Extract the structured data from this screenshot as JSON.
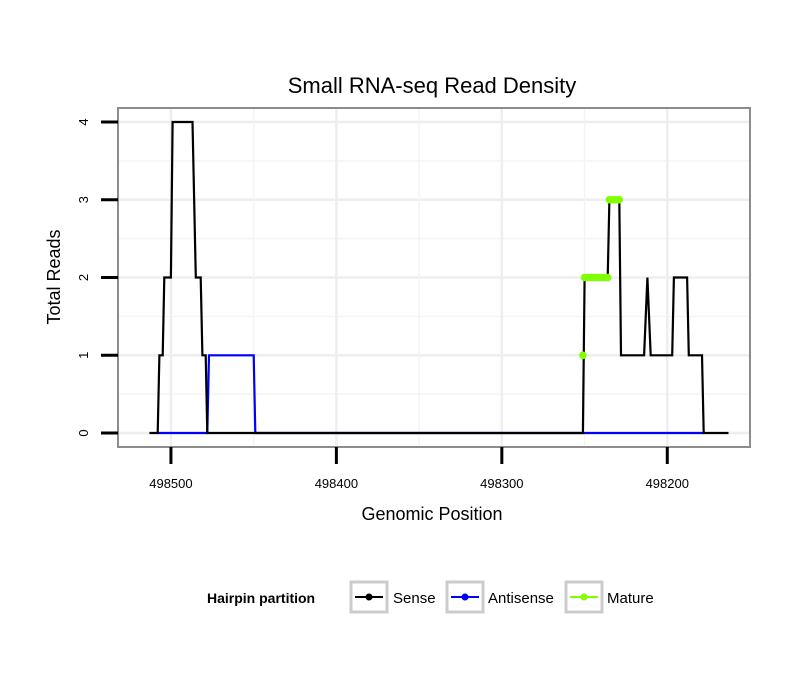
{
  "chart_data": {
    "type": "line",
    "title": "Small RNA-seq Read Density",
    "xlabel": "Genomic Position",
    "ylabel": "Total Reads",
    "x_reversed": true,
    "xlim": [
      498532,
      498150
    ],
    "ylim": [
      -0.18,
      4.18
    ],
    "x_ticks": [
      498500,
      498400,
      498300,
      498200
    ],
    "x_tick_labels": [
      "498500",
      "498400",
      "498300",
      "498200"
    ],
    "y_ticks": [
      0,
      1,
      2,
      3,
      4
    ],
    "y_tick_labels": [
      "0",
      "1",
      "2",
      "3",
      "4"
    ],
    "grid": true,
    "legend_position": "bottom",
    "legend_title": "Hairpin partition",
    "series": [
      {
        "name": "Sense",
        "color": "#000000",
        "style": "line",
        "points": [
          [
            498513,
            0
          ],
          [
            498508,
            0
          ],
          [
            498507,
            1
          ],
          [
            498505,
            1
          ],
          [
            498504,
            2
          ],
          [
            498500,
            2
          ],
          [
            498499,
            4
          ],
          [
            498487,
            4
          ],
          [
            498485,
            2
          ],
          [
            498482,
            2
          ],
          [
            498481,
            1
          ],
          [
            498479,
            1
          ],
          [
            498478,
            0
          ],
          [
            498251,
            0
          ],
          [
            498250,
            2
          ],
          [
            498236,
            2
          ],
          [
            498235,
            3
          ],
          [
            498229,
            3
          ],
          [
            498228,
            1
          ],
          [
            498214,
            1
          ],
          [
            498212,
            2
          ],
          [
            498210,
            1
          ],
          [
            498197,
            1
          ],
          [
            498196,
            2
          ],
          [
            498188,
            2
          ],
          [
            498187,
            1
          ],
          [
            498179,
            1
          ],
          [
            498178,
            0
          ],
          [
            498163,
            0
          ]
        ]
      },
      {
        "name": "Antisense",
        "color": "#0000ff",
        "style": "line",
        "points": [
          [
            498508,
            0
          ],
          [
            498478,
            0
          ],
          [
            498477,
            1
          ],
          [
            498450,
            1
          ],
          [
            498449,
            0
          ],
          [
            498251,
            0
          ],
          [
            498178,
            0
          ]
        ]
      },
      {
        "name": "Mature",
        "color": "#7fff00",
        "style": "points",
        "points": [
          [
            498251,
            1
          ],
          [
            498250,
            2
          ],
          [
            498248,
            2
          ],
          [
            498246,
            2
          ],
          [
            498244,
            2
          ],
          [
            498242,
            2
          ],
          [
            498240,
            2
          ],
          [
            498238,
            2
          ],
          [
            498236,
            2
          ],
          [
            498235,
            3
          ],
          [
            498233,
            3
          ],
          [
            498231,
            3
          ],
          [
            498229,
            3
          ]
        ]
      }
    ]
  }
}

**********

## The problem
Reproduce the entire listing exactly, but omit any pictures.

## Exercise output
Extract the structured data from this screenshot as JSON.
{
  "chart_data": {
    "type": "line",
    "title": "Small RNA-seq Read Density",
    "xlabel": "Genomic Position",
    "ylabel": "Total Reads",
    "x_reversed": true,
    "xlim": [
      498532,
      498150
    ],
    "ylim": [
      -0.18,
      4.18
    ],
    "x_ticks": [
      498500,
      498400,
      498300,
      498200
    ],
    "x_tick_labels": [
      "498500",
      "498400",
      "498300",
      "498200"
    ],
    "y_ticks": [
      0,
      1,
      2,
      3,
      4
    ],
    "y_tick_labels": [
      "0",
      "1",
      "2",
      "3",
      "4"
    ],
    "grid": true,
    "legend_position": "bottom",
    "legend_title": "Hairpin partition",
    "series": [
      {
        "name": "Sense",
        "color": "#000000",
        "style": "line",
        "points": [
          [
            498513,
            0
          ],
          [
            498508,
            0
          ],
          [
            498507,
            1
          ],
          [
            498505,
            1
          ],
          [
            498504,
            2
          ],
          [
            498500,
            2
          ],
          [
            498499,
            4
          ],
          [
            498487,
            4
          ],
          [
            498485,
            2
          ],
          [
            498482,
            2
          ],
          [
            498481,
            1
          ],
          [
            498479,
            1
          ],
          [
            498478,
            0
          ],
          [
            498251,
            0
          ],
          [
            498250,
            2
          ],
          [
            498236,
            2
          ],
          [
            498235,
            3
          ],
          [
            498229,
            3
          ],
          [
            498228,
            1
          ],
          [
            498214,
            1
          ],
          [
            498212,
            2
          ],
          [
            498210,
            1
          ],
          [
            498197,
            1
          ],
          [
            498196,
            2
          ],
          [
            498188,
            2
          ],
          [
            498187,
            1
          ],
          [
            498179,
            1
          ],
          [
            498178,
            0
          ],
          [
            498163,
            0
          ]
        ]
      },
      {
        "name": "Antisense",
        "color": "#0000ff",
        "style": "line",
        "points": [
          [
            498508,
            0
          ],
          [
            498478,
            0
          ],
          [
            498477,
            1
          ],
          [
            498450,
            1
          ],
          [
            498449,
            0
          ],
          [
            498251,
            0
          ],
          [
            498178,
            0
          ]
        ]
      },
      {
        "name": "Mature",
        "color": "#7fff00",
        "style": "points",
        "points": [
          [
            498251,
            1
          ],
          [
            498250,
            2
          ],
          [
            498248,
            2
          ],
          [
            498246,
            2
          ],
          [
            498244,
            2
          ],
          [
            498242,
            2
          ],
          [
            498240,
            2
          ],
          [
            498238,
            2
          ],
          [
            498236,
            2
          ],
          [
            498235,
            3
          ],
          [
            498233,
            3
          ],
          [
            498231,
            3
          ],
          [
            498229,
            3
          ]
        ]
      }
    ]
  }
}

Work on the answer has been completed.